**PROBLEM TO WORK ON**
Omit the pictures, please, and give each record below again exactly.

**RECORD EXCERPTS**

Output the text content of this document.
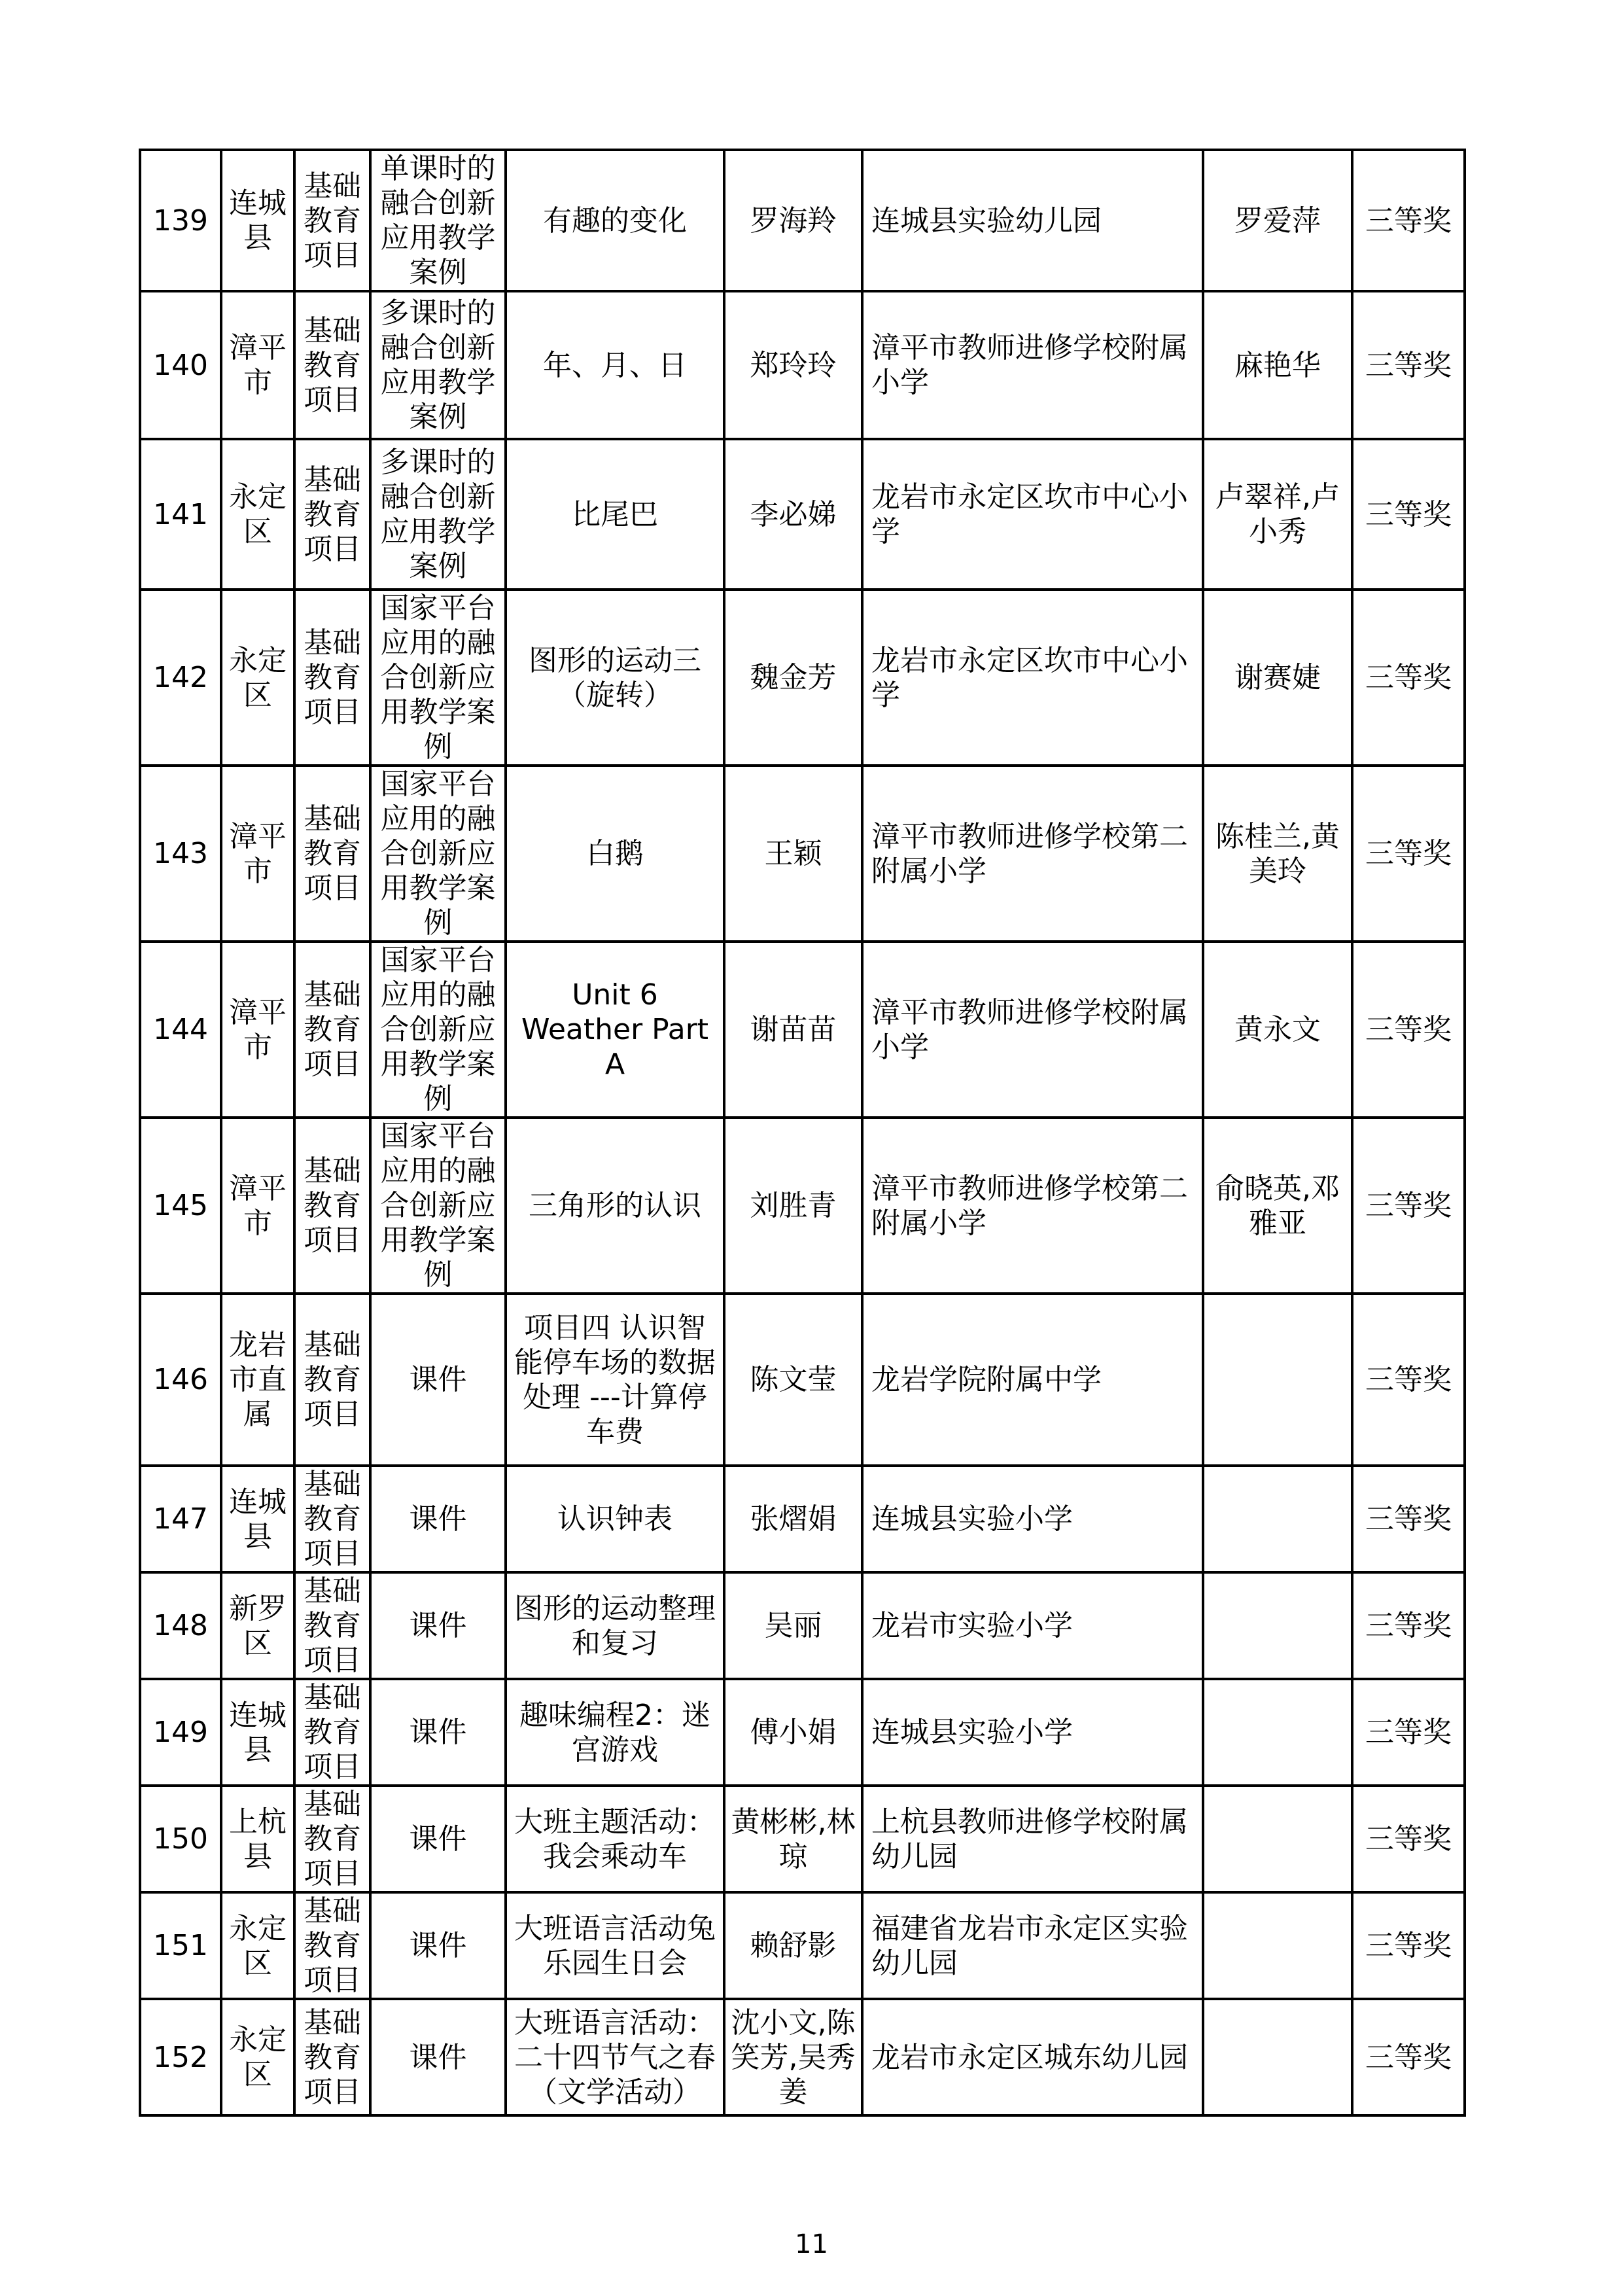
139	连城县	基础教育项目	单课时的融合创新应用教学案例	有趣的变化	罗海羚	连城县实验幼儿园	罗爱萍	三等奖
140	漳平市	基础教育项目	多课时的融合创新应用教学案例	年、月、日	郑玲玲	漳平市教师进修学校附属小学	麻艳华	三等奖
141	永定区	基础教育项目	多课时的融合创新应用教学案例	比尾巴	李必娣	龙岩市永定区坎市中心小学	卢翠祥,卢小秀	三等奖
142	永定区	基础教育项目	国家平台应用的融合创新应用教学案例	图形的运动三（旋转）	魏金芳	龙岩市永定区坎市中心小学	谢赛婕	三等奖
143	漳平市	基础教育项目	国家平台应用的融合创新应用教学案例	白鹅	王颖	漳平市教师进修学校第二附属小学	陈桂兰,黄美玲	三等奖
144	漳平市	基础教育项目	国家平台应用的融合创新应用教学案例	Unit 6 Weather Part A	谢苗苗	漳平市教师进修学校附属小学	黄永文	三等奖
145	漳平市	基础教育项目	国家平台应用的融合创新应用教学案例	三角形的认识	刘胜青	漳平市教师进修学校第二附属小学	俞晓英,邓雅亚	三等奖
146	龙岩市直属	基础教育项目	课件	项目四 认识智能停车场的数据处理 ---计算停车费	陈文莹	龙岩学院附属中学		三等奖
147	连城县	基础教育项目	课件	认识钟表	张熠娟	连城县实验小学		三等奖
148	新罗区	基础教育项目	课件	图形的运动整理和复习	吴丽	龙岩市实验小学		三等奖
149	连城县	基础教育项目	课件	趣味编程2：迷宫游戏	傅小娟	连城县实验小学		三等奖
150	上杭县	基础教育项目	课件	大班主题活动：我会乘动车	黄彬彬,林琼	上杭县教师进修学校附属幼儿园		三等奖
151	永定区	基础教育项目	课件	大班语言活动兔乐园生日会	赖舒影	福建省龙岩市永定区实验幼儿园		三等奖
152	永定区	基础教育项目	课件	大班语言活动：二十四节气之春（文学活动）	沈小文,陈笑芳,吴秀姜	龙岩市永定区城东幼儿园		三等奖
11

**REPLY**
Output the text content of this document.
139	连城县	基础教育项目	单课时的融合创新应用教学案例	有趣的变化	罗海羚	连城县实验幼儿园	罗爱萍	三等奖
140	漳平市	基础教育项目	多课时的融合创新应用教学案例	年、月、日	郑玲玲	漳平市教师进修学校附属小学	麻艳华	三等奖
141	永定区	基础教育项目	多课时的融合创新应用教学案例	比尾巴	李必娣	龙岩市永定区坎市中心小学	卢翠祥,卢小秀	三等奖
142	永定区	基础教育项目	国家平台应用的融合创新应用教学案例	图形的运动三（旋转）	魏金芳	龙岩市永定区坎市中心小学	谢赛婕	三等奖
143	漳平市	基础教育项目	国家平台应用的融合创新应用教学案例	白鹅	王颖	漳平市教师进修学校第二附属小学	陈桂兰,黄美玲	三等奖
144	漳平市	基础教育项目	国家平台应用的融合创新应用教学案例	Unit 6 Weather Part A	谢苗苗	漳平市教师进修学校附属小学	黄永文	三等奖
145	漳平市	基础教育项目	国家平台应用的融合创新应用教学案例	三角形的认识	刘胜青	漳平市教师进修学校第二附属小学	俞晓英,邓雅亚	三等奖
146	龙岩市直属	基础教育项目	课件	项目四 认识智能停车场的数据处理 ---计算停车费	陈文莹	龙岩学院附属中学		三等奖
147	连城县	基础教育项目	课件	认识钟表	张熠娟	连城县实验小学		三等奖
148	新罗区	基础教育项目	课件	图形的运动整理和复习	吴丽	龙岩市实验小学		三等奖
149	连城县	基础教育项目	课件	趣味编程2：迷宫游戏	傅小娟	连城县实验小学		三等奖
150	上杭县	基础教育项目	课件	大班主题活动：我会乘动车	黄彬彬,林琼	上杭县教师进修学校附属幼儿园		三等奖
151	永定区	基础教育项目	课件	大班语言活动兔乐园生日会	赖舒影	福建省龙岩市永定区实验幼儿园		三等奖
152	永定区	基础教育项目	课件	大班语言活动：二十四节气之春（文学活动）	沈小文,陈笑芳,吴秀姜	龙岩市永定区城东幼儿园		三等奖
11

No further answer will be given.